EXERCISE DESCRIPTION: Below are records to transcribe exactly, without their pictures.

[Start]

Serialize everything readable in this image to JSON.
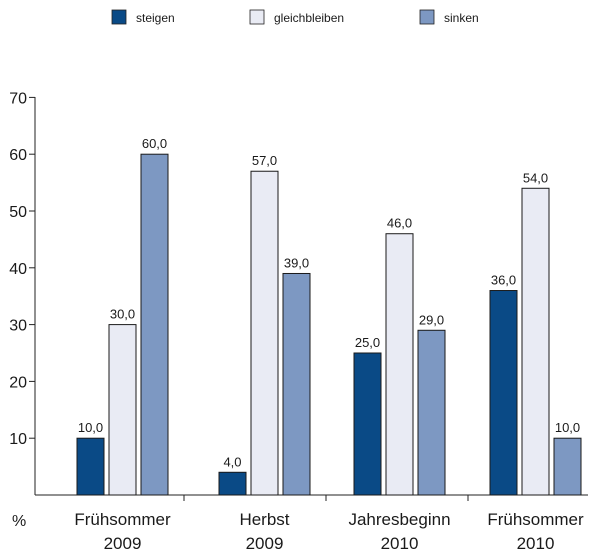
{
  "chart_data": {
    "type": "bar",
    "categories": [
      [
        "Frühsommer",
        "2009"
      ],
      [
        "Herbst",
        "2009"
      ],
      [
        "Jahresbeginn",
        "2010"
      ],
      [
        "Frühsommer",
        "2010"
      ]
    ],
    "series": [
      {
        "name": "steigen",
        "color": "#0a4a86",
        "values": [
          10.0,
          4.0,
          25.0,
          36.0
        ],
        "labels": [
          "10,0",
          "4,0",
          "25,0",
          "36,0"
        ]
      },
      {
        "name": "gleichbleiben",
        "color": "#e9ebf4",
        "values": [
          30.0,
          57.0,
          46.0,
          54.0
        ],
        "labels": [
          "30,0",
          "57,0",
          "46,0",
          "54,0"
        ]
      },
      {
        "name": "sinken",
        "color": "#7d98c2",
        "values": [
          60.0,
          39.0,
          29.0,
          10.0
        ],
        "labels": [
          "60,0",
          "39,0",
          "29,0",
          "10,0"
        ]
      }
    ],
    "ylim": [
      0,
      70
    ],
    "yticks": [
      10,
      20,
      30,
      40,
      50,
      60,
      70
    ],
    "ylabel": "%",
    "grid": false,
    "legend": "top"
  }
}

[End]

WRITTEN SOLUTION:
Serialize everything readable in this image to JSON.
{
  "chart_data": {
    "type": "bar",
    "categories": [
      [
        "Frühsommer",
        "2009"
      ],
      [
        "Herbst",
        "2009"
      ],
      [
        "Jahresbeginn",
        "2010"
      ],
      [
        "Frühsommer",
        "2010"
      ]
    ],
    "series": [
      {
        "name": "steigen",
        "color": "#0a4a86",
        "values": [
          10.0,
          4.0,
          25.0,
          36.0
        ],
        "labels": [
          "10,0",
          "4,0",
          "25,0",
          "36,0"
        ]
      },
      {
        "name": "gleichbleiben",
        "color": "#e9ebf4",
        "values": [
          30.0,
          57.0,
          46.0,
          54.0
        ],
        "labels": [
          "30,0",
          "57,0",
          "46,0",
          "54,0"
        ]
      },
      {
        "name": "sinken",
        "color": "#7d98c2",
        "values": [
          60.0,
          39.0,
          29.0,
          10.0
        ],
        "labels": [
          "60,0",
          "39,0",
          "29,0",
          "10,0"
        ]
      }
    ],
    "ylim": [
      0,
      70
    ],
    "yticks": [
      10,
      20,
      30,
      40,
      50,
      60,
      70
    ],
    "ylabel": "%",
    "grid": false,
    "legend": "top"
  }
}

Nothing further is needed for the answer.